== Given data ==
——
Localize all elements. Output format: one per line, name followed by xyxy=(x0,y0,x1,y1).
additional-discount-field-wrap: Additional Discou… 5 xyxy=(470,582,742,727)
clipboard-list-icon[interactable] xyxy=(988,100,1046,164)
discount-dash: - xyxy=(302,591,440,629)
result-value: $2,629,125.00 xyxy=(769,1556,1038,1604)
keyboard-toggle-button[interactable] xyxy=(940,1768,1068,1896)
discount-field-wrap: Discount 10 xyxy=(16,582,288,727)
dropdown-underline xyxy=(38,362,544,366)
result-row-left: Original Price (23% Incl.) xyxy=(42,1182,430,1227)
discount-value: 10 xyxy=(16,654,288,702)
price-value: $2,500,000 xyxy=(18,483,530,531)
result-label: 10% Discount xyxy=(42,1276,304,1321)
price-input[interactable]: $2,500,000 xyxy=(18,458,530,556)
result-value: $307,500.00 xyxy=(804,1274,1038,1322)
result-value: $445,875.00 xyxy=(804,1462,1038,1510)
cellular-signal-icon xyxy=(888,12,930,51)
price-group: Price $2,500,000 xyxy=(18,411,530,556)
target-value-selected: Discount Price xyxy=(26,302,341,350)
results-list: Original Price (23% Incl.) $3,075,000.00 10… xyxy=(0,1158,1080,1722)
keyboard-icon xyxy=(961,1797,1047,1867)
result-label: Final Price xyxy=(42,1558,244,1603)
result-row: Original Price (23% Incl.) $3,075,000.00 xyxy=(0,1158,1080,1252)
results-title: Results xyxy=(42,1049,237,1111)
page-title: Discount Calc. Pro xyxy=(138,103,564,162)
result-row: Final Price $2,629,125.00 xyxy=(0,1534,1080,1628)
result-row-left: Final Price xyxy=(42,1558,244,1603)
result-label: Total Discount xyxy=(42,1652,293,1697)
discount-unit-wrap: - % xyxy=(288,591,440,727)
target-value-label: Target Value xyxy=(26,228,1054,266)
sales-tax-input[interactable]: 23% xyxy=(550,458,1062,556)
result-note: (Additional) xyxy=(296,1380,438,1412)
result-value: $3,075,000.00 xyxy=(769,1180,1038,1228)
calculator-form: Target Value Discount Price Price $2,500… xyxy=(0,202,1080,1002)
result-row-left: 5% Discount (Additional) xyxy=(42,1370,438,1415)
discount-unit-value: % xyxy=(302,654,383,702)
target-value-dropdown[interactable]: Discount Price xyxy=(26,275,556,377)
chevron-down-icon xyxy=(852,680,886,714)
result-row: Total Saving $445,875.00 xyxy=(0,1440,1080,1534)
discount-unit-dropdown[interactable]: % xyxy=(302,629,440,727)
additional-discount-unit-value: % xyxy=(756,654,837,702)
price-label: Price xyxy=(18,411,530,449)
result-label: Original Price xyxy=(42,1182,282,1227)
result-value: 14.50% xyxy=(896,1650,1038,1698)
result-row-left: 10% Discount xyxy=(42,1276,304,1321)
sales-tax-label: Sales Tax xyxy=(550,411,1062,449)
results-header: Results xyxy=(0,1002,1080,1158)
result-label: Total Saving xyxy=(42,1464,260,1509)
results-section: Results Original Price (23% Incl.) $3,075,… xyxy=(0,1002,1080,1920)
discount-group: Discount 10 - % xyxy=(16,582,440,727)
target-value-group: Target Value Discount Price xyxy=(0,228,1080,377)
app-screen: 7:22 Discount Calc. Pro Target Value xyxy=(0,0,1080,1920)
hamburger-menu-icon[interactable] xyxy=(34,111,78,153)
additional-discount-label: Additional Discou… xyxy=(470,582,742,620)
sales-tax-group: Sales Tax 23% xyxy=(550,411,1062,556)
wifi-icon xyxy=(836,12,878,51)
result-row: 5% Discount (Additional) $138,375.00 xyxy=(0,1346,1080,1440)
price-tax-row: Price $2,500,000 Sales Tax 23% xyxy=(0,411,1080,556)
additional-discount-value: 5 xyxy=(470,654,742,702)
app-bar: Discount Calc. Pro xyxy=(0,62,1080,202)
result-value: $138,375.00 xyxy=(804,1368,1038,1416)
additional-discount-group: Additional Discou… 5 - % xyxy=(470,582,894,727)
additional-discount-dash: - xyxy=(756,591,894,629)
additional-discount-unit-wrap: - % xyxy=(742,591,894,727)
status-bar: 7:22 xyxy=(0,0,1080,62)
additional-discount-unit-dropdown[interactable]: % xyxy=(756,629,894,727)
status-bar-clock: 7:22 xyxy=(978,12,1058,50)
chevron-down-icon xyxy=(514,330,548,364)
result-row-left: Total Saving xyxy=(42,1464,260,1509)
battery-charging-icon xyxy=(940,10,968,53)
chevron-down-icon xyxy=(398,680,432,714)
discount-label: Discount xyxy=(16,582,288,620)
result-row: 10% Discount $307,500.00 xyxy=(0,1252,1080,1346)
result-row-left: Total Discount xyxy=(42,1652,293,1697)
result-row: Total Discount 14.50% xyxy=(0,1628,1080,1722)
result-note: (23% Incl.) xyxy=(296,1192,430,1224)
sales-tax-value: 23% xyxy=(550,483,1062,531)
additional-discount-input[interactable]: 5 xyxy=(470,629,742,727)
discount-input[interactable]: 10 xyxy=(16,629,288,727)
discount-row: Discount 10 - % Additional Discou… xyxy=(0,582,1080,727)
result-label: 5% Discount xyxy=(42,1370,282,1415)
——
== Given task ==
Return each line of the records above word for word, changing no characters.

== Correct response ==
Localize all elements. Output format: one per line, name followed by xyxy=(x0,y0,x1,y1).
additional-discount-field-wrap: Additional Discou… 5 xyxy=(470,582,742,727)
clipboard-list-icon[interactable] xyxy=(988,100,1046,164)
discount-dash: - xyxy=(302,591,440,629)
result-value: $2,629,125.00 xyxy=(769,1556,1038,1604)
keyboard-toggle-button[interactable] xyxy=(940,1768,1068,1896)
discount-field-wrap: Discount 10 xyxy=(16,582,288,727)
dropdown-underline xyxy=(38,362,544,366)
result-row-left: Original Price (23% Incl.) xyxy=(42,1182,430,1227)
discount-value: 10 xyxy=(16,654,288,702)
price-value: $2,500,000 xyxy=(18,483,530,531)
result-label: 10% Discount xyxy=(42,1276,304,1321)
price-input[interactable]: $2,500,000 xyxy=(18,458,530,556)
result-value: $307,500.00 xyxy=(804,1274,1038,1322)
result-value: $445,875.00 xyxy=(804,1462,1038,1510)
cellular-signal-icon xyxy=(888,12,930,51)
price-group: Price $2,500,000 xyxy=(18,411,530,556)
target-value-selected: Discount Price xyxy=(26,302,341,350)
results-list: Original Price (23% Incl.) $3,075,000.00 10… xyxy=(0,1158,1080,1722)
keyboard-icon xyxy=(961,1797,1047,1867)
result-label: Final Price xyxy=(42,1558,244,1603)
result-row: Original Price (23% Incl.) $3,075,000.00 xyxy=(0,1158,1080,1252)
results-title: Results xyxy=(42,1049,237,1111)
page-title: Discount Calc. Pro xyxy=(138,103,564,162)
result-row: Final Price $2,629,125.00 xyxy=(0,1534,1080,1628)
result-row-left: Final Price xyxy=(42,1558,244,1603)
result-label: Total Discount xyxy=(42,1652,293,1697)
discount-unit-wrap: - % xyxy=(288,591,440,727)
target-value-label: Target Value xyxy=(26,228,1054,266)
sales-tax-input[interactable]: 23% xyxy=(550,458,1062,556)
result-note: (Additional) xyxy=(296,1380,438,1412)
result-value: $3,075,000.00 xyxy=(769,1180,1038,1228)
calculator-form: Target Value Discount Price Price $2,500… xyxy=(0,202,1080,1002)
result-row-left: 5% Discount (Additional) xyxy=(42,1370,438,1415)
discount-unit-value: % xyxy=(302,654,383,702)
target-value-dropdown[interactable]: Discount Price xyxy=(26,275,556,377)
chevron-down-icon xyxy=(852,680,886,714)
result-row: Total Saving $445,875.00 xyxy=(0,1440,1080,1534)
discount-unit-dropdown[interactable]: % xyxy=(302,629,440,727)
additional-discount-unit-value: % xyxy=(756,654,837,702)
price-label: Price xyxy=(18,411,530,449)
result-label: Original Price xyxy=(42,1182,282,1227)
result-value: 14.50% xyxy=(896,1650,1038,1698)
result-row-left: 10% Discount xyxy=(42,1276,304,1321)
sales-tax-label: Sales Tax xyxy=(550,411,1062,449)
results-header: Results xyxy=(0,1002,1080,1158)
result-label: Total Saving xyxy=(42,1464,260,1509)
results-section: Results Original Price (23% Incl.) $3,075,… xyxy=(0,1002,1080,1920)
discount-group: Discount 10 - % xyxy=(16,582,440,727)
target-value-group: Target Value Discount Price xyxy=(0,228,1080,377)
app-screen: 7:22 Discount Calc. Pro Target Value xyxy=(0,0,1080,1920)
hamburger-menu-icon[interactable] xyxy=(34,111,78,153)
additional-discount-label: Additional Discou… xyxy=(470,582,742,620)
sales-tax-group: Sales Tax 23% xyxy=(550,411,1062,556)
wifi-icon xyxy=(836,12,878,51)
result-row: 5% Discount (Additional) $138,375.00 xyxy=(0,1346,1080,1440)
price-tax-row: Price $2,500,000 Sales Tax 23% xyxy=(0,411,1080,556)
additional-discount-value: 5 xyxy=(470,654,742,702)
app-bar: Discount Calc. Pro xyxy=(0,62,1080,202)
result-value: $138,375.00 xyxy=(804,1368,1038,1416)
additional-discount-group: Additional Discou… 5 - % xyxy=(470,582,894,727)
additional-discount-dash: - xyxy=(756,591,894,629)
additional-discount-unit-wrap: - % xyxy=(742,591,894,727)
status-bar: 7:22 xyxy=(0,0,1080,62)
additional-discount-unit-dropdown[interactable]: % xyxy=(756,629,894,727)
status-bar-clock: 7:22 xyxy=(978,12,1058,50)
chevron-down-icon xyxy=(514,330,548,364)
result-row-left: Total Saving xyxy=(42,1464,260,1509)
battery-charging-icon xyxy=(940,10,968,53)
chevron-down-icon xyxy=(398,680,432,714)
discount-label: Discount xyxy=(16,582,288,620)
result-row: 10% Discount $307,500.00 xyxy=(0,1252,1080,1346)
result-row-left: Total Discount xyxy=(42,1652,293,1697)
result-row: Total Discount 14.50% xyxy=(0,1628,1080,1722)
result-note: (23% Incl.) xyxy=(296,1192,430,1224)
sales-tax-value: 23% xyxy=(550,483,1062,531)
additional-discount-input[interactable]: 5 xyxy=(470,629,742,727)
discount-input[interactable]: 10 xyxy=(16,629,288,727)
discount-row: Discount 10 - % Additional Discou… xyxy=(0,582,1080,727)
result-label: 5% Discount xyxy=(42,1370,282,1415)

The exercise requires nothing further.